Begin

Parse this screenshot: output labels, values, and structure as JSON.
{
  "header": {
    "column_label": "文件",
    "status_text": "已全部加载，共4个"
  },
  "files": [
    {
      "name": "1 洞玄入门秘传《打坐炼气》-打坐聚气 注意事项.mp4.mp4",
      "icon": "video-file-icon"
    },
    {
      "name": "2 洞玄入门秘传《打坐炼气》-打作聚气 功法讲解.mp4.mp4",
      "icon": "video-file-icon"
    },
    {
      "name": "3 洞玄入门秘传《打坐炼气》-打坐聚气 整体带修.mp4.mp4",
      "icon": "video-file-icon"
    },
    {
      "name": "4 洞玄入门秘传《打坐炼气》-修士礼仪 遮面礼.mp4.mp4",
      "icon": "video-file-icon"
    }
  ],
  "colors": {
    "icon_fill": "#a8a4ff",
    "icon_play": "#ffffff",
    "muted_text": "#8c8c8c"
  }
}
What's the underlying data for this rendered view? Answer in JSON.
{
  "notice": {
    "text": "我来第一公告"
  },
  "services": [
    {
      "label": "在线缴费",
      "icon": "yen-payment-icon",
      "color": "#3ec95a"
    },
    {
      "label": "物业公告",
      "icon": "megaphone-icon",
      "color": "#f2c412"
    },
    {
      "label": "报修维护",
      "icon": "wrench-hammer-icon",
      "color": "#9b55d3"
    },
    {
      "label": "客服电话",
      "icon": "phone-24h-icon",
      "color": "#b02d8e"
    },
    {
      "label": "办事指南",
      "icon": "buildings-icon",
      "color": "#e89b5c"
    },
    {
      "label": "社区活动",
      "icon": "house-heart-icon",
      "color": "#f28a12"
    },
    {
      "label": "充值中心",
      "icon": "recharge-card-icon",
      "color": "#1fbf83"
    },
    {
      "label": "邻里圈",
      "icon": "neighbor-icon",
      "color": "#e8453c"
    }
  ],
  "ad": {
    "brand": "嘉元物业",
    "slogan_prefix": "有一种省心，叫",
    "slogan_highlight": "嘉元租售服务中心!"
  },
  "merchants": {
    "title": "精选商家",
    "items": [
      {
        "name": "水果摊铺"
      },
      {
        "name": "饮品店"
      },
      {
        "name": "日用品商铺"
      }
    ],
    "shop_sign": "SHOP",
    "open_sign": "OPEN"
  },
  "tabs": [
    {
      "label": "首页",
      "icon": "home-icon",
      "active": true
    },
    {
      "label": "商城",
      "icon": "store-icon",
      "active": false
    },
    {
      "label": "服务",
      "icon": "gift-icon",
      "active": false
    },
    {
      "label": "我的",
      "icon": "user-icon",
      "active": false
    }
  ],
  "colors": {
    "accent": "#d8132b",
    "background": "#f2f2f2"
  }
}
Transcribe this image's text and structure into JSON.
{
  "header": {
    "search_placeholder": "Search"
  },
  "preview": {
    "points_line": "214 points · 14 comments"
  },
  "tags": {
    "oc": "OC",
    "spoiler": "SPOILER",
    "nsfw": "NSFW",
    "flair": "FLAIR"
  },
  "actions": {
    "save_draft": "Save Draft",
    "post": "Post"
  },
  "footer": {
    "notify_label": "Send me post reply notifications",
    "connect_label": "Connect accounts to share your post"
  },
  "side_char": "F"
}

End

Short problem: Using the listing above, list every line in which the string "打坐聚气" occurs.

Exercise answer:
      "name": "1 洞玄入门秘传《打坐炼气》-打坐聚气 注意事项.mp4.mp4",
      "name": "3 洞玄入门秘传《打坐炼气》-打坐聚气 整体带修.mp4.mp4",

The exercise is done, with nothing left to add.